[Chart and figure data]
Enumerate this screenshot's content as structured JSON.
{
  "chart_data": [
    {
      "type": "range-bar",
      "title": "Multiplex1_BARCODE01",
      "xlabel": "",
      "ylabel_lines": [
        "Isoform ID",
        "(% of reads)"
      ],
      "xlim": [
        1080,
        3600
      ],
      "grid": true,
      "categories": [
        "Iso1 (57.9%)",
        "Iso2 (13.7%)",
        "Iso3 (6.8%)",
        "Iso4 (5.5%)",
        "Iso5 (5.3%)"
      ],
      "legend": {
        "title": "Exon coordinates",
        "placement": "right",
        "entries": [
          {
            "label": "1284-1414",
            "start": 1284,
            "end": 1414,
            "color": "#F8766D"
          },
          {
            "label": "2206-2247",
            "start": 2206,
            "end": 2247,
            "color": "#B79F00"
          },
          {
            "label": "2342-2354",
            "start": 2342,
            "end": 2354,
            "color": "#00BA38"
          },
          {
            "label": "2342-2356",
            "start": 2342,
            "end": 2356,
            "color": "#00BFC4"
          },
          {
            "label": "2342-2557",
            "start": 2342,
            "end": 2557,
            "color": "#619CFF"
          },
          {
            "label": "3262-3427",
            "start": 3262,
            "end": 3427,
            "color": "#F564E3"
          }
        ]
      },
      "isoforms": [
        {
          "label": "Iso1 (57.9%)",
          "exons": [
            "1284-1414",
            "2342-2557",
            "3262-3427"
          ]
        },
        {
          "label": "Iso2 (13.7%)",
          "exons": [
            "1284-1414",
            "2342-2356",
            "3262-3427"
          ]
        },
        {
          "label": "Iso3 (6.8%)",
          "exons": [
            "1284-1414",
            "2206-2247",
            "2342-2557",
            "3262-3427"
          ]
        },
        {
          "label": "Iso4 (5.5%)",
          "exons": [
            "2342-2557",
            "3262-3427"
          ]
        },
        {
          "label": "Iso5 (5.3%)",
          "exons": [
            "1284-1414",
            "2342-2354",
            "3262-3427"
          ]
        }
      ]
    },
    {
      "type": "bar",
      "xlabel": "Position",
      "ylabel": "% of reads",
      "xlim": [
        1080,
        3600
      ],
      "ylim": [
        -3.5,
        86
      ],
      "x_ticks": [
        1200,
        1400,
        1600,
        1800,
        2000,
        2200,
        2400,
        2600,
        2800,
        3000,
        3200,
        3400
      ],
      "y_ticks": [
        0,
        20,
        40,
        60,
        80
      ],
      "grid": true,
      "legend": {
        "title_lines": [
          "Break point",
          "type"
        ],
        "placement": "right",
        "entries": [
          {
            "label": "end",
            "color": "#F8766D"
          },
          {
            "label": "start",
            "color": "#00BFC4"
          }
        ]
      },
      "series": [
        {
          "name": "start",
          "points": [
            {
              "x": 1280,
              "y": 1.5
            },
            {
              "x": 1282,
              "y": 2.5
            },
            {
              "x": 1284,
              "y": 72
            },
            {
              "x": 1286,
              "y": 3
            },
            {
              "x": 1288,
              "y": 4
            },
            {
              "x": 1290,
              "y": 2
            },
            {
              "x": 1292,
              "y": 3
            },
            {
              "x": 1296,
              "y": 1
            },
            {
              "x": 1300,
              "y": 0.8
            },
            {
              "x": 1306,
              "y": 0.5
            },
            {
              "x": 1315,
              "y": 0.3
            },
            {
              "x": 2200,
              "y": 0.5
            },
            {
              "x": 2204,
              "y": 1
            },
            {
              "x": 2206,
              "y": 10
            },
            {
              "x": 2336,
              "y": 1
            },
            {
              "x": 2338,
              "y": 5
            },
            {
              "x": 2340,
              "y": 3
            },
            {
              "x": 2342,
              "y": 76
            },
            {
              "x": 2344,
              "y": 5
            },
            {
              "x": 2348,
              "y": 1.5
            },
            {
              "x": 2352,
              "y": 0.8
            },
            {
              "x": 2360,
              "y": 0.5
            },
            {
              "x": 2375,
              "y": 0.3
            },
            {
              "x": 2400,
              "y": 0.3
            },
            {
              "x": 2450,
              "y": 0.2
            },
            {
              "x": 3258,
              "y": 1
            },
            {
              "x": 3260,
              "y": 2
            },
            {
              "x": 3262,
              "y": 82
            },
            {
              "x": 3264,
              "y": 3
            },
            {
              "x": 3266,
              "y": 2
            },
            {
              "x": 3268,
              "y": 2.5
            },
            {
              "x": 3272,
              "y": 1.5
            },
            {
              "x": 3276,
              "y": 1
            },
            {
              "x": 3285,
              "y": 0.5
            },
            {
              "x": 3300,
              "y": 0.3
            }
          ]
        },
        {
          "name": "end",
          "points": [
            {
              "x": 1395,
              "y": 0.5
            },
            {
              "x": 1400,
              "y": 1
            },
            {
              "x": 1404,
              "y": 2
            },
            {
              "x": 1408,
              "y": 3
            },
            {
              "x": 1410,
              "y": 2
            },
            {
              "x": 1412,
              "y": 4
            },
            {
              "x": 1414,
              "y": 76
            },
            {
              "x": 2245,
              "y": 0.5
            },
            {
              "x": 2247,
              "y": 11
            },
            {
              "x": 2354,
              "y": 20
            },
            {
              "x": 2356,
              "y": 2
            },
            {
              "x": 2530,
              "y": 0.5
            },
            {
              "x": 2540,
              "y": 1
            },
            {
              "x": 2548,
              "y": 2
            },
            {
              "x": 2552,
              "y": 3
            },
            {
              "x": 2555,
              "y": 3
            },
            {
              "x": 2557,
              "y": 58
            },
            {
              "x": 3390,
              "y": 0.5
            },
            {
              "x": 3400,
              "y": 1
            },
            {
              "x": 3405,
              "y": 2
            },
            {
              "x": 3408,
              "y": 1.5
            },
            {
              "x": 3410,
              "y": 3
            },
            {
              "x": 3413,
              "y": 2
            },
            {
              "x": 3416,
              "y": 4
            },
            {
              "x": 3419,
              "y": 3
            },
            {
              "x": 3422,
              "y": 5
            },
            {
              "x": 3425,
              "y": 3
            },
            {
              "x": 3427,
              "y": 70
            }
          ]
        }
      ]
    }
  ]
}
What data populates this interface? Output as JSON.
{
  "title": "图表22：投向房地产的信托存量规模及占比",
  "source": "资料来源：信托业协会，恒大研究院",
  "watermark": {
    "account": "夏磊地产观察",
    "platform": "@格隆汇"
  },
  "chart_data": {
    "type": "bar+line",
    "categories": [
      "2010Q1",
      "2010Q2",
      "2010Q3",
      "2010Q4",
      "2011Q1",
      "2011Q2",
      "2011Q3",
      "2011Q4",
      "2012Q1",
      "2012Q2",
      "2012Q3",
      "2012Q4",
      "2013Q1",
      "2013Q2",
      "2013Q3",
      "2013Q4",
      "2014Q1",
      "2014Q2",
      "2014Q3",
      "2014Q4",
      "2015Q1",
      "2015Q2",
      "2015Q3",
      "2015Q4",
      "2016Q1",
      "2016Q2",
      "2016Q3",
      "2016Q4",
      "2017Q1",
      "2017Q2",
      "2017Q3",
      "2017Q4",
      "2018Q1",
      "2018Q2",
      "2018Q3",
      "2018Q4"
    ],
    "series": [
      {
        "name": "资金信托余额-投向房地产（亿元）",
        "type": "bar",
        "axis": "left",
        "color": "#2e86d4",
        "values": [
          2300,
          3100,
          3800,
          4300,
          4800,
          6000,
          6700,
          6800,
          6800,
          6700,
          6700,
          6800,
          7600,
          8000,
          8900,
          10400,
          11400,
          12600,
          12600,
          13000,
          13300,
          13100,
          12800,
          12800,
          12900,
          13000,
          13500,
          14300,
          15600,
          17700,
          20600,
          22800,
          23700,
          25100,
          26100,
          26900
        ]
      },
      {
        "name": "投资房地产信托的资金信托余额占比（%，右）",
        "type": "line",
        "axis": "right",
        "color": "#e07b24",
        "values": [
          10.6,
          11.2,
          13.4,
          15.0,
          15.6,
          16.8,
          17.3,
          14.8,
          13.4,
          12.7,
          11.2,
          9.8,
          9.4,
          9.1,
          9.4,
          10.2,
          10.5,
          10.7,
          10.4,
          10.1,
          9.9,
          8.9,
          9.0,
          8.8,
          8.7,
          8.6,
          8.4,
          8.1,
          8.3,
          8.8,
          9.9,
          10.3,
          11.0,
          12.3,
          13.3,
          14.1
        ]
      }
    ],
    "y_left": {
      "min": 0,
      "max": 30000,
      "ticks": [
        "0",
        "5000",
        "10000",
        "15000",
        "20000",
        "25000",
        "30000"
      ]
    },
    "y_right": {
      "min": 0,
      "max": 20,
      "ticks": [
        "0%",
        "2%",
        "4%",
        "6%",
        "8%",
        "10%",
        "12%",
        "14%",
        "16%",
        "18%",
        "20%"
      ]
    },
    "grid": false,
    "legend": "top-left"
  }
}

*GIVEN TASK*. Look through the entries above; copy every line holding the string "start".

*EXPECTED OUTPUT*.
            "start": 1284,
            "start": 2206,
            "start": 2342,
            "start": 2342,
            "start": 2342,
            "start": 3262,
            "label": "start",
          "name": "start",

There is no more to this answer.